======== Records to process

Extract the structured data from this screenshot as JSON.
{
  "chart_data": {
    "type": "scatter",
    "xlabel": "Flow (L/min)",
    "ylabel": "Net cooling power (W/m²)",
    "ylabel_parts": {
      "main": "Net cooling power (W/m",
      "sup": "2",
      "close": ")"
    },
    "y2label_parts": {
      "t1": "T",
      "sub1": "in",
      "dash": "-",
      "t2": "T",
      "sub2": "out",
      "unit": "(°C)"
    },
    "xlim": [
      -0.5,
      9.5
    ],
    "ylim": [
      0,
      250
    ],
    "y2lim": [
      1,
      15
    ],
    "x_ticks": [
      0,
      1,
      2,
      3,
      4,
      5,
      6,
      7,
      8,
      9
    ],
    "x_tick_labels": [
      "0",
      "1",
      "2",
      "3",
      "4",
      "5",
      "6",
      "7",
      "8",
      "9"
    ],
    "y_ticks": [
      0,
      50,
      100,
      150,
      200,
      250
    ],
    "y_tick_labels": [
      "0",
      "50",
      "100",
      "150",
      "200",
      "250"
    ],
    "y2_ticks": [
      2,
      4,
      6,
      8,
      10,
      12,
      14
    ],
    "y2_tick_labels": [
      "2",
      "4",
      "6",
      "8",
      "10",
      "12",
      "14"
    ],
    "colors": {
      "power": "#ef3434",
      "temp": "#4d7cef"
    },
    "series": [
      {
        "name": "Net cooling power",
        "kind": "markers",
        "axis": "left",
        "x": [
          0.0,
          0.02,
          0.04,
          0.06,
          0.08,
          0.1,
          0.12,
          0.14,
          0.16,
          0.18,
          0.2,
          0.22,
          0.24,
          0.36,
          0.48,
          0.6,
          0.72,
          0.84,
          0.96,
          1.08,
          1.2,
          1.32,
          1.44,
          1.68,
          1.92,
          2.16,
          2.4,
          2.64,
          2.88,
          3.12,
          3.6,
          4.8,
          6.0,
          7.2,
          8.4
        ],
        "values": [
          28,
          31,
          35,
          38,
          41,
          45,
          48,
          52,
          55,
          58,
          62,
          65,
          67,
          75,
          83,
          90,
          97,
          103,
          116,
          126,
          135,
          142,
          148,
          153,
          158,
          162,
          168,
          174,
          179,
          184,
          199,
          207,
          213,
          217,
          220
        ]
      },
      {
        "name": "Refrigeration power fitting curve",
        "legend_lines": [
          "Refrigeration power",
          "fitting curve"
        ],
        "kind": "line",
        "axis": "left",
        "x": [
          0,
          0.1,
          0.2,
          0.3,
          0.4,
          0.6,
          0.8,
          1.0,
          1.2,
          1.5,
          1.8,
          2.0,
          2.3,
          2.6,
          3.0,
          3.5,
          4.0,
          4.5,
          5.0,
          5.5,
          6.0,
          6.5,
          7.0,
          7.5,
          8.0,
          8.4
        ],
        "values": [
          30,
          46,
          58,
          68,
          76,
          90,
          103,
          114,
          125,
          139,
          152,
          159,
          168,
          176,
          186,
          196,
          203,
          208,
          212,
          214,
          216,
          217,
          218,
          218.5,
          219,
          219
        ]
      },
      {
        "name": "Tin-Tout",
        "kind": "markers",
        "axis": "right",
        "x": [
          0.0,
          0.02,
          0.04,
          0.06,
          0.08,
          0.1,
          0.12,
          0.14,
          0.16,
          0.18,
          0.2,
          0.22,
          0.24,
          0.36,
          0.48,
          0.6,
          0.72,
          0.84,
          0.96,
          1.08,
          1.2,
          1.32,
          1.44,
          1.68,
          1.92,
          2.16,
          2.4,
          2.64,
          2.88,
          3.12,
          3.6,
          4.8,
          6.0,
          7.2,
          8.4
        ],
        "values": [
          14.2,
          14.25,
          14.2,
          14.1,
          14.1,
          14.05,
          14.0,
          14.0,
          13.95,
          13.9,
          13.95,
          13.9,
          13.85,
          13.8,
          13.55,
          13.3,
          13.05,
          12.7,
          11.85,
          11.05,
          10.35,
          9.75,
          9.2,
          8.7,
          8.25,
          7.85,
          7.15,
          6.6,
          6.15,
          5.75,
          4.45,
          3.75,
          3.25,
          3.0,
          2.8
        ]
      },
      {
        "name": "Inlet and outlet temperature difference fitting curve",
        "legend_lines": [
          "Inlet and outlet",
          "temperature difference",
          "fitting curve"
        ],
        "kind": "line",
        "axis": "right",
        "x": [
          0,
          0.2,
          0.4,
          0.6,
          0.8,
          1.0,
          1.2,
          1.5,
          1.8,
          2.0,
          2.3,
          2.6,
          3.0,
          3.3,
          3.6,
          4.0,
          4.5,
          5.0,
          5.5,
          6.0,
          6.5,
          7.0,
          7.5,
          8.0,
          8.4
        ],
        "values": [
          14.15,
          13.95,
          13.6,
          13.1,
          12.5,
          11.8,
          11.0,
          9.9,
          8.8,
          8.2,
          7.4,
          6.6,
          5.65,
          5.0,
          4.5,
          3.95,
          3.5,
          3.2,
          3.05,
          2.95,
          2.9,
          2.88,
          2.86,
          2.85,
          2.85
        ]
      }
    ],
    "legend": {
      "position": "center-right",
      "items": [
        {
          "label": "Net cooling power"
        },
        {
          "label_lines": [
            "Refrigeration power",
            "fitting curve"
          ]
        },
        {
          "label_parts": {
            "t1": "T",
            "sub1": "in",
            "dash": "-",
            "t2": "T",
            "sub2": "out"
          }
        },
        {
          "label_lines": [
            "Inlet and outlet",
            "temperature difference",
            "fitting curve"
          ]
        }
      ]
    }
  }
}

================

The exercise: Return the listing above word for word.

Answer to the problem:
Extract the structured data from this screenshot as JSON.
{
  "chart_data": {
    "type": "scatter",
    "xlabel": "Flow (L/min)",
    "ylabel": "Net cooling power (W/m²)",
    "ylabel_parts": {
      "main": "Net cooling power (W/m",
      "sup": "2",
      "close": ")"
    },
    "y2label_parts": {
      "t1": "T",
      "sub1": "in",
      "dash": "-",
      "t2": "T",
      "sub2": "out",
      "unit": "(°C)"
    },
    "xlim": [
      -0.5,
      9.5
    ],
    "ylim": [
      0,
      250
    ],
    "y2lim": [
      1,
      15
    ],
    "x_ticks": [
      0,
      1,
      2,
      3,
      4,
      5,
      6,
      7,
      8,
      9
    ],
    "x_tick_labels": [
      "0",
      "1",
      "2",
      "3",
      "4",
      "5",
      "6",
      "7",
      "8",
      "9"
    ],
    "y_ticks": [
      0,
      50,
      100,
      150,
      200,
      250
    ],
    "y_tick_labels": [
      "0",
      "50",
      "100",
      "150",
      "200",
      "250"
    ],
    "y2_ticks": [
      2,
      4,
      6,
      8,
      10,
      12,
      14
    ],
    "y2_tick_labels": [
      "2",
      "4",
      "6",
      "8",
      "10",
      "12",
      "14"
    ],
    "colors": {
      "power": "#ef3434",
      "temp": "#4d7cef"
    },
    "series": [
      {
        "name": "Net cooling power",
        "kind": "markers",
        "axis": "left",
        "x": [
          0.0,
          0.02,
          0.04,
          0.06,
          0.08,
          0.1,
          0.12,
          0.14,
          0.16,
          0.18,
          0.2,
          0.22,
          0.24,
          0.36,
          0.48,
          0.6,
          0.72,
          0.84,
          0.96,
          1.08,
          1.2,
          1.32,
          1.44,
          1.68,
          1.92,
          2.16,
          2.4,
          2.64,
          2.88,
          3.12,
          3.6,
          4.8,
          6.0,
          7.2,
          8.4
        ],
        "values": [
          28,
          31,
          35,
          38,
          41,
          45,
          48,
          52,
          55,
          58,
          62,
          65,
          67,
          75,
          83,
          90,
          97,
          103,
          116,
          126,
          135,
          142,
          148,
          153,
          158,
          162,
          168,
          174,
          179,
          184,
          199,
          207,
          213,
          217,
          220
        ]
      },
      {
        "name": "Refrigeration power fitting curve",
        "legend_lines": [
          "Refrigeration power",
          "fitting curve"
        ],
        "kind": "line",
        "axis": "left",
        "x": [
          0,
          0.1,
          0.2,
          0.3,
          0.4,
          0.6,
          0.8,
          1.0,
          1.2,
          1.5,
          1.8,
          2.0,
          2.3,
          2.6,
          3.0,
          3.5,
          4.0,
          4.5,
          5.0,
          5.5,
          6.0,
          6.5,
          7.0,
          7.5,
          8.0,
          8.4
        ],
        "values": [
          30,
          46,
          58,
          68,
          76,
          90,
          103,
          114,
          125,
          139,
          152,
          159,
          168,
          176,
          186,
          196,
          203,
          208,
          212,
          214,
          216,
          217,
          218,
          218.5,
          219,
          219
        ]
      },
      {
        "name": "Tin-Tout",
        "kind": "markers",
        "axis": "right",
        "x": [
          0.0,
          0.02,
          0.04,
          0.06,
          0.08,
          0.1,
          0.12,
          0.14,
          0.16,
          0.18,
          0.2,
          0.22,
          0.24,
          0.36,
          0.48,
          0.6,
          0.72,
          0.84,
          0.96,
          1.08,
          1.2,
          1.32,
          1.44,
          1.68,
          1.92,
          2.16,
          2.4,
          2.64,
          2.88,
          3.12,
          3.6,
          4.8,
          6.0,
          7.2,
          8.4
        ],
        "values": [
          14.2,
          14.25,
          14.2,
          14.1,
          14.1,
          14.05,
          14.0,
          14.0,
          13.95,
          13.9,
          13.95,
          13.9,
          13.85,
          13.8,
          13.55,
          13.3,
          13.05,
          12.7,
          11.85,
          11.05,
          10.35,
          9.75,
          9.2,
          8.7,
          8.25,
          7.85,
          7.15,
          6.6,
          6.15,
          5.75,
          4.45,
          3.75,
          3.25,
          3.0,
          2.8
        ]
      },
      {
        "name": "Inlet and outlet temperature difference fitting curve",
        "legend_lines": [
          "Inlet and outlet",
          "temperature difference",
          "fitting curve"
        ],
        "kind": "line",
        "axis": "right",
        "x": [
          0,
          0.2,
          0.4,
          0.6,
          0.8,
          1.0,
          1.2,
          1.5,
          1.8,
          2.0,
          2.3,
          2.6,
          3.0,
          3.3,
          3.6,
          4.0,
          4.5,
          5.0,
          5.5,
          6.0,
          6.5,
          7.0,
          7.5,
          8.0,
          8.4
        ],
        "values": [
          14.15,
          13.95,
          13.6,
          13.1,
          12.5,
          11.8,
          11.0,
          9.9,
          8.8,
          8.2,
          7.4,
          6.6,
          5.65,
          5.0,
          4.5,
          3.95,
          3.5,
          3.2,
          3.05,
          2.95,
          2.9,
          2.88,
          2.86,
          2.85,
          2.85
        ]
      }
    ],
    "legend": {
      "position": "center-right",
      "items": [
        {
          "label": "Net cooling power"
        },
        {
          "label_lines": [
            "Refrigeration power",
            "fitting curve"
          ]
        },
        {
          "label_parts": {
            "t1": "T",
            "sub1": "in",
            "dash": "-",
            "t2": "T",
            "sub2": "out"
          }
        },
        {
          "label_lines": [
            "Inlet and outlet",
            "temperature difference",
            "fitting curve"
          ]
        }
      ]
    }
  }
}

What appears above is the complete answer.